Collected data
........

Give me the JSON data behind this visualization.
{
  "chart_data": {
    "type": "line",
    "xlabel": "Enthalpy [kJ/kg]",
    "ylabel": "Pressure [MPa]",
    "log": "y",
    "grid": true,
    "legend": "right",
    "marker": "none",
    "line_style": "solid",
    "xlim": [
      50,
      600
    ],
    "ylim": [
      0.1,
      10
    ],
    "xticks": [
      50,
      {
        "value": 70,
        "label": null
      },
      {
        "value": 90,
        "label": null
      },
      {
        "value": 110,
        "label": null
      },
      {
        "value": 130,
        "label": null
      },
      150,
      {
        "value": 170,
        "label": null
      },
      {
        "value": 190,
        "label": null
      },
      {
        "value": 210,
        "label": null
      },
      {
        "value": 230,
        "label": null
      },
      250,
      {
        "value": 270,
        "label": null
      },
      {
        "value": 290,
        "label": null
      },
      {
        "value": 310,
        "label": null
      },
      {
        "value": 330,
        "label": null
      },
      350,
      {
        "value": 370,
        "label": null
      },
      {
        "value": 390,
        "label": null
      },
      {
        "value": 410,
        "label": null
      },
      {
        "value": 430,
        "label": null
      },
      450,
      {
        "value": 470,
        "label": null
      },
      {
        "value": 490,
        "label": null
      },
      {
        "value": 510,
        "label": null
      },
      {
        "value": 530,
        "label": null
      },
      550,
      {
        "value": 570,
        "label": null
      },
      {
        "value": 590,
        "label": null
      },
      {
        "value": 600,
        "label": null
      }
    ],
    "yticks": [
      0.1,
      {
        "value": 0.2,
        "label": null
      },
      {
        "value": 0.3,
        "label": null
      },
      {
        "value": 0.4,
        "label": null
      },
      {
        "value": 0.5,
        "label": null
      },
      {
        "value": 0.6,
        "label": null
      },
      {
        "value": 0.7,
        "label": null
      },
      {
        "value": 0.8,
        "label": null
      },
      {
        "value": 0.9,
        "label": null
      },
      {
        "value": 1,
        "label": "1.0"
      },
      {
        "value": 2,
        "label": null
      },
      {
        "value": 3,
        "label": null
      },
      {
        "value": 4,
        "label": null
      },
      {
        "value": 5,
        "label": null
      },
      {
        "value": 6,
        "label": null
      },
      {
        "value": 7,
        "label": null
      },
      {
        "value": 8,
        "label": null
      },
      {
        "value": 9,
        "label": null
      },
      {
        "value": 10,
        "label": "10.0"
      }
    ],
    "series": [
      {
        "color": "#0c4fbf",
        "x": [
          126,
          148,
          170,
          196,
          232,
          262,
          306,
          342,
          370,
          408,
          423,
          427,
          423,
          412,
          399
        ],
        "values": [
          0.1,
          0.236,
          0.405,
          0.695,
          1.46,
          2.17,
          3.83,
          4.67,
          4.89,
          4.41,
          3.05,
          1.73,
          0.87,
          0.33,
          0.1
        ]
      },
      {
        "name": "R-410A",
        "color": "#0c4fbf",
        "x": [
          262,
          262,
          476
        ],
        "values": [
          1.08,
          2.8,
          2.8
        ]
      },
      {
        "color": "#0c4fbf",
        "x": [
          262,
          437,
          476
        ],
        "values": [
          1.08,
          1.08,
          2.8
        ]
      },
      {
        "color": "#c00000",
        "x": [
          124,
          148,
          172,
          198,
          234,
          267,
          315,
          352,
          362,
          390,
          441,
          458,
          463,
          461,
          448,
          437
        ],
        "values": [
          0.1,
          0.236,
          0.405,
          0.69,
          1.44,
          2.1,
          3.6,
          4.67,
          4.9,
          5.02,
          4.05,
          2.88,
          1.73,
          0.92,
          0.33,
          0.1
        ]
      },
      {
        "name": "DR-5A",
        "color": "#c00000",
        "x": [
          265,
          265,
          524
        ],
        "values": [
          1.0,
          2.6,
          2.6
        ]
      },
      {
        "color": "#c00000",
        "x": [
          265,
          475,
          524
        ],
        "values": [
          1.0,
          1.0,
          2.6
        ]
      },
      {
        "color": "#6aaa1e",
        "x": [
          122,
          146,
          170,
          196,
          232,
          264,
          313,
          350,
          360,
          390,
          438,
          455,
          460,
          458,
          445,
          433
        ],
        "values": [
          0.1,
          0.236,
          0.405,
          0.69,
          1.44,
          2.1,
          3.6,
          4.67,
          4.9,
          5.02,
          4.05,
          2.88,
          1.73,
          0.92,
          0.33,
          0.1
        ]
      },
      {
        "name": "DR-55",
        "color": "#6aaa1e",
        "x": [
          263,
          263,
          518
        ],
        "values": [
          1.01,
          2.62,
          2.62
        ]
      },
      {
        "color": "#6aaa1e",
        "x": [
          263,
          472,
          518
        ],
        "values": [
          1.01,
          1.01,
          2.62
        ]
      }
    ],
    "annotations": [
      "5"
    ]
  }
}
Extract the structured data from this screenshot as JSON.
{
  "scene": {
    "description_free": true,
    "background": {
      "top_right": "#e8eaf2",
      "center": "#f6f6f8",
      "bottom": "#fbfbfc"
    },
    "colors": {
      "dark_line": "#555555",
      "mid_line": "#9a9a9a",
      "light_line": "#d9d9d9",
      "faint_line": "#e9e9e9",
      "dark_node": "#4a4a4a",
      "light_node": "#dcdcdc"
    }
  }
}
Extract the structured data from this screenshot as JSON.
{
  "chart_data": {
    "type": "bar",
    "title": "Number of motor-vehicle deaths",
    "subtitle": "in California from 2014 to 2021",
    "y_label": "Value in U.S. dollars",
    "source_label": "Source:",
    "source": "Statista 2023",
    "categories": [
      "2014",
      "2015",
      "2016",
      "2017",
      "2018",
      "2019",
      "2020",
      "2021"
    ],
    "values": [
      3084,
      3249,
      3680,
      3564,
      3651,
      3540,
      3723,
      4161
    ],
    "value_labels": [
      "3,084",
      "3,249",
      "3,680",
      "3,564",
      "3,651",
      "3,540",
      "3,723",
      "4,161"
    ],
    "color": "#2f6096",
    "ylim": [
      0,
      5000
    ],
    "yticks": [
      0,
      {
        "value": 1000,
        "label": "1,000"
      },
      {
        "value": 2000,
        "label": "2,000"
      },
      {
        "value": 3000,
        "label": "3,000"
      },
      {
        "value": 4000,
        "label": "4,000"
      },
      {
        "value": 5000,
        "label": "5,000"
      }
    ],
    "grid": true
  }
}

........

_Instruction_. Reproduce the full listing exactly.

_Result of this task_.
Give me the JSON data behind this visualization.
{
  "chart_data": {
    "type": "line",
    "xlabel": "Enthalpy [kJ/kg]",
    "ylabel": "Pressure [MPa]",
    "log": "y",
    "grid": true,
    "legend": "right",
    "marker": "none",
    "line_style": "solid",
    "xlim": [
      50,
      600
    ],
    "ylim": [
      0.1,
      10
    ],
    "xticks": [
      50,
      {
        "value": 70,
        "label": null
      },
      {
        "value": 90,
        "label": null
      },
      {
        "value": 110,
        "label": null
      },
      {
        "value": 130,
        "label": null
      },
      150,
      {
        "value": 170,
        "label": null
      },
      {
        "value": 190,
        "label": null
      },
      {
        "value": 210,
        "label": null
      },
      {
        "value": 230,
        "label": null
      },
      250,
      {
        "value": 270,
        "label": null
      },
      {
        "value": 290,
        "label": null
      },
      {
        "value": 310,
        "label": null
      },
      {
        "value": 330,
        "label": null
      },
      350,
      {
        "value": 370,
        "label": null
      },
      {
        "value": 390,
        "label": null
      },
      {
        "value": 410,
        "label": null
      },
      {
        "value": 430,
        "label": null
      },
      450,
      {
        "value": 470,
        "label": null
      },
      {
        "value": 490,
        "label": null
      },
      {
        "value": 510,
        "label": null
      },
      {
        "value": 530,
        "label": null
      },
      550,
      {
        "value": 570,
        "label": null
      },
      {
        "value": 590,
        "label": null
      },
      {
        "value": 600,
        "label": null
      }
    ],
    "yticks": [
      0.1,
      {
        "value": 0.2,
        "label": null
      },
      {
        "value": 0.3,
        "label": null
      },
      {
        "value": 0.4,
        "label": null
      },
      {
        "value": 0.5,
        "label": null
      },
      {
        "value": 0.6,
        "label": null
      },
      {
        "value": 0.7,
        "label": null
      },
      {
        "value": 0.8,
        "label": null
      },
      {
        "value": 0.9,
        "label": null
      },
      {
        "value": 1,
        "label": "1.0"
      },
      {
        "value": 2,
        "label": null
      },
      {
        "value": 3,
        "label": null
      },
      {
        "value": 4,
        "label": null
      },
      {
        "value": 5,
        "label": null
      },
      {
        "value": 6,
        "label": null
      },
      {
        "value": 7,
        "label": null
      },
      {
        "value": 8,
        "label": null
      },
      {
        "value": 9,
        "label": null
      },
      {
        "value": 10,
        "label": "10.0"
      }
    ],
    "series": [
      {
        "color": "#0c4fbf",
        "x": [
          126,
          148,
          170,
          196,
          232,
          262,
          306,
          342,
          370,
          408,
          423,
          427,
          423,
          412,
          399
        ],
        "values": [
          0.1,
          0.236,
          0.405,
          0.695,
          1.46,
          2.17,
          3.83,
          4.67,
          4.89,
          4.41,
          3.05,
          1.73,
          0.87,
          0.33,
          0.1
        ]
      },
      {
        "name": "R-410A",
        "color": "#0c4fbf",
        "x": [
          262,
          262,
          476
        ],
        "values": [
          1.08,
          2.8,
          2.8
        ]
      },
      {
        "color": "#0c4fbf",
        "x": [
          262,
          437,
          476
        ],
        "values": [
          1.08,
          1.08,
          2.8
        ]
      },
      {
        "color": "#c00000",
        "x": [
          124,
          148,
          172,
          198,
          234,
          267,
          315,
          352,
          362,
          390,
          441,
          458,
          463,
          461,
          448,
          437
        ],
        "values": [
          0.1,
          0.236,
          0.405,
          0.69,
          1.44,
          2.1,
          3.6,
          4.67,
          4.9,
          5.02,
          4.05,
          2.88,
          1.73,
          0.92,
          0.33,
          0.1
        ]
      },
      {
        "name": "DR-5A",
        "color": "#c00000",
        "x": [
          265,
          265,
          524
        ],
        "values": [
          1.0,
          2.6,
          2.6
        ]
      },
      {
        "color": "#c00000",
        "x": [
          265,
          475,
          524
        ],
        "values": [
          1.0,
          1.0,
          2.6
        ]
      },
      {
        "color": "#6aaa1e",
        "x": [
          122,
          146,
          170,
          196,
          232,
          264,
          313,
          350,
          360,
          390,
          438,
          455,
          460,
          458,
          445,
          433
        ],
        "values": [
          0.1,
          0.236,
          0.405,
          0.69,
          1.44,
          2.1,
          3.6,
          4.67,
          4.9,
          5.02,
          4.05,
          2.88,
          1.73,
          0.92,
          0.33,
          0.1
        ]
      },
      {
        "name": "DR-55",
        "color": "#6aaa1e",
        "x": [
          263,
          263,
          518
        ],
        "values": [
          1.01,
          2.62,
          2.62
        ]
      },
      {
        "color": "#6aaa1e",
        "x": [
          263,
          472,
          518
        ],
        "values": [
          1.01,
          1.01,
          2.62
        ]
      }
    ],
    "annotations": [
      "5"
    ]
  }
}
Extract the structured data from this screenshot as JSON.
{
  "scene": {
    "description_free": true,
    "background": {
      "top_right": "#e8eaf2",
      "center": "#f6f6f8",
      "bottom": "#fbfbfc"
    },
    "colors": {
      "dark_line": "#555555",
      "mid_line": "#9a9a9a",
      "light_line": "#d9d9d9",
      "faint_line": "#e9e9e9",
      "dark_node": "#4a4a4a",
      "light_node": "#dcdcdc"
    }
  }
}
Extract the structured data from this screenshot as JSON.
{
  "chart_data": {
    "type": "bar",
    "title": "Number of motor-vehicle deaths",
    "subtitle": "in California from 2014 to 2021",
    "y_label": "Value in U.S. dollars",
    "source_label": "Source:",
    "source": "Statista 2023",
    "categories": [
      "2014",
      "2015",
      "2016",
      "2017",
      "2018",
      "2019",
      "2020",
      "2021"
    ],
    "values": [
      3084,
      3249,
      3680,
      3564,
      3651,
      3540,
      3723,
      4161
    ],
    "value_labels": [
      "3,084",
      "3,249",
      "3,680",
      "3,564",
      "3,651",
      "3,540",
      "3,723",
      "4,161"
    ],
    "color": "#2f6096",
    "ylim": [
      0,
      5000
    ],
    "yticks": [
      0,
      {
        "value": 1000,
        "label": "1,000"
      },
      {
        "value": 2000,
        "label": "2,000"
      },
      {
        "value": 3000,
        "label": "3,000"
      },
      {
        "value": 4000,
        "label": "4,000"
      },
      {
        "value": 5000,
        "label": "5,000"
      }
    ],
    "grid": true
  }
}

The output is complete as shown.